--- Working data ---

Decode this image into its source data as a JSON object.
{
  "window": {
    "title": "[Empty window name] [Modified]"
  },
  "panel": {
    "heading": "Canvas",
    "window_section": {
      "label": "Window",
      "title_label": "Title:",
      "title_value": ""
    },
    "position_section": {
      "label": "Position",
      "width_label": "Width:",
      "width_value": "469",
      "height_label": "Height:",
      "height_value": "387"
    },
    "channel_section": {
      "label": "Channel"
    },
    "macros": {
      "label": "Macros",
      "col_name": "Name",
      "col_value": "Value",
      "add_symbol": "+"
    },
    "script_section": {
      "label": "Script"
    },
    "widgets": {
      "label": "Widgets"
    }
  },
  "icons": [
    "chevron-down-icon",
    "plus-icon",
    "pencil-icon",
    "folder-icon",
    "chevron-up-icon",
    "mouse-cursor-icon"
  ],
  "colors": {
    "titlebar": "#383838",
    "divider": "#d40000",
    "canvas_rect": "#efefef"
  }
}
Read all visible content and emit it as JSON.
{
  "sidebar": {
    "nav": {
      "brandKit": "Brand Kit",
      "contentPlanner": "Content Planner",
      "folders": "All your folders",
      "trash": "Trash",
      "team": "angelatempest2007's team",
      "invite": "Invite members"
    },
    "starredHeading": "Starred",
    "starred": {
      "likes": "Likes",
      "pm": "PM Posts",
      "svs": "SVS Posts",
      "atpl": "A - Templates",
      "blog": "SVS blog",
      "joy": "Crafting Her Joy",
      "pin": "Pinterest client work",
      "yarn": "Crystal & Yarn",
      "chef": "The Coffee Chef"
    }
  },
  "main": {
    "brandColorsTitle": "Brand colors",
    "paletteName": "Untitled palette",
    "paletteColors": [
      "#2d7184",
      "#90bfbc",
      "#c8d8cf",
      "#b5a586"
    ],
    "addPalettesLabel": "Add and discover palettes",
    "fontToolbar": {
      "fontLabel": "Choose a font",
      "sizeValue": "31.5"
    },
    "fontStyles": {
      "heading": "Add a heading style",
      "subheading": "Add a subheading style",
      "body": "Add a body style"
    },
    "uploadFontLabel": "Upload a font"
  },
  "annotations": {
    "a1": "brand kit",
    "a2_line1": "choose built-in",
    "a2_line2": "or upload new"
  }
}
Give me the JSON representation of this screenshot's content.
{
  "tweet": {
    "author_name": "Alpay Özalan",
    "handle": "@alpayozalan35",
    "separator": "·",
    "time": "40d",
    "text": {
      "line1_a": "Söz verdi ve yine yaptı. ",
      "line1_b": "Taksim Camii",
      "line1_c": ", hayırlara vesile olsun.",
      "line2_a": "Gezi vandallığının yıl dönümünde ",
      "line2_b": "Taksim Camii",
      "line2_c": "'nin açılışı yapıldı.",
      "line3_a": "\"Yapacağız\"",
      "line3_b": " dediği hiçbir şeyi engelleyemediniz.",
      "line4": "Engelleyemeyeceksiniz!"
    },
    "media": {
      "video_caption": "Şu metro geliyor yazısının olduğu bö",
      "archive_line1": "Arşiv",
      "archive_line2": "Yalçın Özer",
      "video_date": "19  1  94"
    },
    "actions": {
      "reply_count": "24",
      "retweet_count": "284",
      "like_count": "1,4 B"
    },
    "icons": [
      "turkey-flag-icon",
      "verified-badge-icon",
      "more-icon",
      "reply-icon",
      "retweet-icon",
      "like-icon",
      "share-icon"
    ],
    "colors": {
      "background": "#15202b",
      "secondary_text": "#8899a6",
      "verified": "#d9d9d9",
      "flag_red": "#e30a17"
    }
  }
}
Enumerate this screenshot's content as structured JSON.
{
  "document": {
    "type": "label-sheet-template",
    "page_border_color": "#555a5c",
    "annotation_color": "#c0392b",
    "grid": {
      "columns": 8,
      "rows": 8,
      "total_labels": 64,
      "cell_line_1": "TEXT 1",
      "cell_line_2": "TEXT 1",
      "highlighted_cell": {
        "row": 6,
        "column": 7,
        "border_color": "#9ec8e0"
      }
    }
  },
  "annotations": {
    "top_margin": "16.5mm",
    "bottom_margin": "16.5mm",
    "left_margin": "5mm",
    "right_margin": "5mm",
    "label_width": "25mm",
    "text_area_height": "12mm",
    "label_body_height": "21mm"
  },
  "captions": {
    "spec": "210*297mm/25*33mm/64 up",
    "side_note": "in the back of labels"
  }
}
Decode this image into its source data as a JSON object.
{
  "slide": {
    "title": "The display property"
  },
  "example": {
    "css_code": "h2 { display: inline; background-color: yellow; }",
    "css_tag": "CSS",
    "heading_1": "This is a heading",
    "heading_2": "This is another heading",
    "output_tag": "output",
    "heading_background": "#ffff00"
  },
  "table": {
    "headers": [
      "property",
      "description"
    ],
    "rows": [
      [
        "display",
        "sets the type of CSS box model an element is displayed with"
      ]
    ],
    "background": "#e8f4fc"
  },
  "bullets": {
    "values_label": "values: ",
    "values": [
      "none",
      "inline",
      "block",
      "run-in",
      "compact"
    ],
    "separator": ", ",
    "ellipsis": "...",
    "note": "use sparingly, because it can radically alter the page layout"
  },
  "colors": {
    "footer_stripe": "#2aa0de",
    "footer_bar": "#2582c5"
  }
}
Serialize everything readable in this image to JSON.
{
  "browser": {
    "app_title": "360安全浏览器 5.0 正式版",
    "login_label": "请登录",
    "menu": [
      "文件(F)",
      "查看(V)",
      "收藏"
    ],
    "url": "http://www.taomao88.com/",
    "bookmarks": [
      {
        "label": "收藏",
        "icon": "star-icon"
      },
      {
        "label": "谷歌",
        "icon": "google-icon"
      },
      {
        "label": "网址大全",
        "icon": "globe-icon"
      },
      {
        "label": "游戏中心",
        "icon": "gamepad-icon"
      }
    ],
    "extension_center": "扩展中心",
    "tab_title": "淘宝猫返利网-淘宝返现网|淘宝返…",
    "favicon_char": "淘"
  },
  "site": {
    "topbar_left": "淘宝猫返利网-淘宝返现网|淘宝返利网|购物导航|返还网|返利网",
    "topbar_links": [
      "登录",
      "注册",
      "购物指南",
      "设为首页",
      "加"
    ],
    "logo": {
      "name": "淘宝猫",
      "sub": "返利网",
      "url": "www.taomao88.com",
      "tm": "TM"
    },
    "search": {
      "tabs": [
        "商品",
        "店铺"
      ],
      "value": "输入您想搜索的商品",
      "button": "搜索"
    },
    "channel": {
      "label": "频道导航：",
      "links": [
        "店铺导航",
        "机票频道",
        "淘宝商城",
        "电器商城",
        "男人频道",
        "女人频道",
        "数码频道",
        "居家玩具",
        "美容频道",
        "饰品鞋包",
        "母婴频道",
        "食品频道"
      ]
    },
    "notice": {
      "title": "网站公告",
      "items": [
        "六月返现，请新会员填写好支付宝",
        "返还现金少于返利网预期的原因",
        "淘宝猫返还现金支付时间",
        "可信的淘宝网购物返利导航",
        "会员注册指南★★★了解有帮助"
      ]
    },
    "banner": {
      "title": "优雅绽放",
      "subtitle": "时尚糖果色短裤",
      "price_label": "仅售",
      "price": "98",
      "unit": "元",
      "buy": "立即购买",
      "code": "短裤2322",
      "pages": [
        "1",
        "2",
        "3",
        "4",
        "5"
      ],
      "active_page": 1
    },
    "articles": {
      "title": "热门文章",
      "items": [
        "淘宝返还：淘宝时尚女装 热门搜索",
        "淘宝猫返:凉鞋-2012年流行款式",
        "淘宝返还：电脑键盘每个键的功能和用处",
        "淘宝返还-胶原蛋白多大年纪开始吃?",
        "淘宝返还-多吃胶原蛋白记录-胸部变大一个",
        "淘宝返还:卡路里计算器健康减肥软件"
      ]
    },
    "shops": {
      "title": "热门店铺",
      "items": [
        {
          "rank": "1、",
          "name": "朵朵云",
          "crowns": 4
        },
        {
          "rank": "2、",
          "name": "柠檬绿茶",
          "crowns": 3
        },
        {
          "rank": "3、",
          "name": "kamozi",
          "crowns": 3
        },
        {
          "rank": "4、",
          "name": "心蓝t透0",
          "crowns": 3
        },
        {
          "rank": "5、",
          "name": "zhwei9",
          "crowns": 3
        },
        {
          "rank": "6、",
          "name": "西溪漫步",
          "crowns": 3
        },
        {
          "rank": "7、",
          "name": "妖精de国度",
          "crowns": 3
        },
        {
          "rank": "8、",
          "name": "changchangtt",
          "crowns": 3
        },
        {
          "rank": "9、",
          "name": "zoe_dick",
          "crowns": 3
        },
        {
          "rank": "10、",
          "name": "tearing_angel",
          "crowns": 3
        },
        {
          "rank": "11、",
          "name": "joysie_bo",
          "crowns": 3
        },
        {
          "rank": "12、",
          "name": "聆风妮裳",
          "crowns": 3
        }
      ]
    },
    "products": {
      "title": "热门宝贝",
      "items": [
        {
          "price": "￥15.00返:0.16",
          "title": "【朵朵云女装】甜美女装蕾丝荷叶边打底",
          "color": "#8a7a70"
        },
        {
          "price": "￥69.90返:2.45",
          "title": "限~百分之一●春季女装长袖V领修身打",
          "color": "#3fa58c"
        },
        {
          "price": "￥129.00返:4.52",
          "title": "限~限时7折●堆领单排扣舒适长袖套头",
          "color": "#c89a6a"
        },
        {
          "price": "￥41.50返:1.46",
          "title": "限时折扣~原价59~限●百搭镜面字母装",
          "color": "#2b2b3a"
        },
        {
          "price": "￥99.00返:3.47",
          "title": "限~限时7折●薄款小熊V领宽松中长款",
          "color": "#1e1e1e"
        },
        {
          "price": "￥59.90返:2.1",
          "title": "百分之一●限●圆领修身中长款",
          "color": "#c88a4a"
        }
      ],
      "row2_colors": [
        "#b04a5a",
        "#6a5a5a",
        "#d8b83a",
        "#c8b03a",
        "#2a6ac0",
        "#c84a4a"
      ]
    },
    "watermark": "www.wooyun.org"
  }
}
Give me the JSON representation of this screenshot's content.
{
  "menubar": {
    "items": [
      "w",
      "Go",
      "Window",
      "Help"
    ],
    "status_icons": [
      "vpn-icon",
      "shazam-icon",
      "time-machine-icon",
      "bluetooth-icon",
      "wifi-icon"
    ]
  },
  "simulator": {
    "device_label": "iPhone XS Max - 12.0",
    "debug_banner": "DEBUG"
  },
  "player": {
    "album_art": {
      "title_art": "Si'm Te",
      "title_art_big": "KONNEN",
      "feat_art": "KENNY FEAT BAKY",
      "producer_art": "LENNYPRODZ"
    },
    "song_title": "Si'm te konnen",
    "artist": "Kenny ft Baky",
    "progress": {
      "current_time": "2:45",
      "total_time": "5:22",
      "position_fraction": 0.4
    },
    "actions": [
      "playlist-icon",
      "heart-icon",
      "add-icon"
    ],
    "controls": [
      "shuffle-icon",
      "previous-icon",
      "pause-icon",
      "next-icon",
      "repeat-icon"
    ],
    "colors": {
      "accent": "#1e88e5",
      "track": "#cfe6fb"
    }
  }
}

--- Requirements ---
The answer is the number of lines in the preceding material that hold "淘宝返还"; write that number and nothing else.

--- Task response ---
5